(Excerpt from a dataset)
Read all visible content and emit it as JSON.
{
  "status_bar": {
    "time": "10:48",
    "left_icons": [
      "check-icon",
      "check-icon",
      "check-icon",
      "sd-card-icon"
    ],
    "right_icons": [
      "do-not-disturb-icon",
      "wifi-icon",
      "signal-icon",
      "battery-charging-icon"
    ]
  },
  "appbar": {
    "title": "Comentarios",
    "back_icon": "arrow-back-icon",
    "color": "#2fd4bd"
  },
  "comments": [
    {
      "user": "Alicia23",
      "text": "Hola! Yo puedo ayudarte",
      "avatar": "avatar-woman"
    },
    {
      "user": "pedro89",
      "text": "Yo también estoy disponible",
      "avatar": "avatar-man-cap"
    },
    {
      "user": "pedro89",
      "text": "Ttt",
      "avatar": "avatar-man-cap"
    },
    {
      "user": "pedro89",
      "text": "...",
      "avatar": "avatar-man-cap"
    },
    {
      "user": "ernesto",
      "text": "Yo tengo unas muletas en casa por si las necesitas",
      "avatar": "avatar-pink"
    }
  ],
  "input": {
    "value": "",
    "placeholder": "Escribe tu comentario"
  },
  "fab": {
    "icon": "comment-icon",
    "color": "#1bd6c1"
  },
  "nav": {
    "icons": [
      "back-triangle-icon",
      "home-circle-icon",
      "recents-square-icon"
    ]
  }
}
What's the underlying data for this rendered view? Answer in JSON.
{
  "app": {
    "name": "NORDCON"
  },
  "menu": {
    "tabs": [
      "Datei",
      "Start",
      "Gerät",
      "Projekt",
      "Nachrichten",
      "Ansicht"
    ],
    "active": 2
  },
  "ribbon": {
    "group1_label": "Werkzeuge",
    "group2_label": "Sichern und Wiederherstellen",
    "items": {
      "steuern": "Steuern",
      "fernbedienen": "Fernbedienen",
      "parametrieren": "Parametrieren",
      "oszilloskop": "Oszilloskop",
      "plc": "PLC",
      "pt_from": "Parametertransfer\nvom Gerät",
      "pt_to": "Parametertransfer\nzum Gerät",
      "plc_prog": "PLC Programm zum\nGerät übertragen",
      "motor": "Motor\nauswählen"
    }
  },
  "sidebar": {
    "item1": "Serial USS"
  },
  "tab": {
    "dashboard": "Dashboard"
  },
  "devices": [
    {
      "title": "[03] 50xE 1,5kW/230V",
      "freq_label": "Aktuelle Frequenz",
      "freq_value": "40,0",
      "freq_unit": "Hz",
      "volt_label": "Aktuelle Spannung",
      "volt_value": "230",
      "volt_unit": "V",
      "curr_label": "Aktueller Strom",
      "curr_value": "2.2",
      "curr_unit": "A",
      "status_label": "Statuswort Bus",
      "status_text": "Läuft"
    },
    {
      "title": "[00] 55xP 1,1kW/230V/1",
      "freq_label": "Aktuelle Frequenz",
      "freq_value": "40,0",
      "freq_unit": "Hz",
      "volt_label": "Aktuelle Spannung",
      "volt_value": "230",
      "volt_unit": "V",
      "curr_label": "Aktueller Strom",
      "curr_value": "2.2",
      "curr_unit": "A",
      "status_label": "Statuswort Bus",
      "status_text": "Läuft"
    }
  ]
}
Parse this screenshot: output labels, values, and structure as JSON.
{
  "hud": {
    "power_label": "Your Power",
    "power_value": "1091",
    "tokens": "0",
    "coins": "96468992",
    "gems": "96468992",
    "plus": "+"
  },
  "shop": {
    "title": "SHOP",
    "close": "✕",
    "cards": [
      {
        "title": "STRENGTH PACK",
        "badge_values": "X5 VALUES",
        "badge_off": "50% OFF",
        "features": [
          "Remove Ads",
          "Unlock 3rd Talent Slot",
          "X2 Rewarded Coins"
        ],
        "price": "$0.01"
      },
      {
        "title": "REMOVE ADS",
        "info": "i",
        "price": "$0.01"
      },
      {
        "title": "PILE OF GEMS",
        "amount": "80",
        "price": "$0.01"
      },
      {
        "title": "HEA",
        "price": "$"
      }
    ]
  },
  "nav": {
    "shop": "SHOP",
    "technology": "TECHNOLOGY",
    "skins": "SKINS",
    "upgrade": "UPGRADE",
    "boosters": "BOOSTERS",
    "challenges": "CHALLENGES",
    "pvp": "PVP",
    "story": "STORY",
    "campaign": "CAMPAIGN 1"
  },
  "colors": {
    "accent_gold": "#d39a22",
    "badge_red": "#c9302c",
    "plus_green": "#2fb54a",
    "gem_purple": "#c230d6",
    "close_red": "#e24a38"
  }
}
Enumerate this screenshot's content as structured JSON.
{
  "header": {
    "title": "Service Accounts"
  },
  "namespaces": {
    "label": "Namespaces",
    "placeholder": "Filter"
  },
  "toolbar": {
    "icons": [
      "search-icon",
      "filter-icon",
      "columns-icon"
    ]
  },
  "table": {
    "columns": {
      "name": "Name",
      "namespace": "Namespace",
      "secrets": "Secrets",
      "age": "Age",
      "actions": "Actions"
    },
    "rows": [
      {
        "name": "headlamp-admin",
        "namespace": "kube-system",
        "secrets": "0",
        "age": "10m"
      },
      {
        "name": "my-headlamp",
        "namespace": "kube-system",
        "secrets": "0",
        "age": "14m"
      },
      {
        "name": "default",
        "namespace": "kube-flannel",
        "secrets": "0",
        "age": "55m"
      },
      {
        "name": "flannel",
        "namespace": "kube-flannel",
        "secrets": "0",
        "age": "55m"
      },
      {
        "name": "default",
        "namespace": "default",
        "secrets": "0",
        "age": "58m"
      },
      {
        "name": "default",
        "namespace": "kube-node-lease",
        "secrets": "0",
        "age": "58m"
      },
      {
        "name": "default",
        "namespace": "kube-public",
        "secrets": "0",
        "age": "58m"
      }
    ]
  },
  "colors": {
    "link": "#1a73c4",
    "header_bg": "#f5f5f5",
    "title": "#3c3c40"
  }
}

_Exercise task_:
From the records above, pull out every line containing the word "Parametertransfer".

_Response to this task_:
      "pt_from": "Parametertransfer\nvom Gerät",
      "pt_to": "Parametertransfer\nzum Gerät",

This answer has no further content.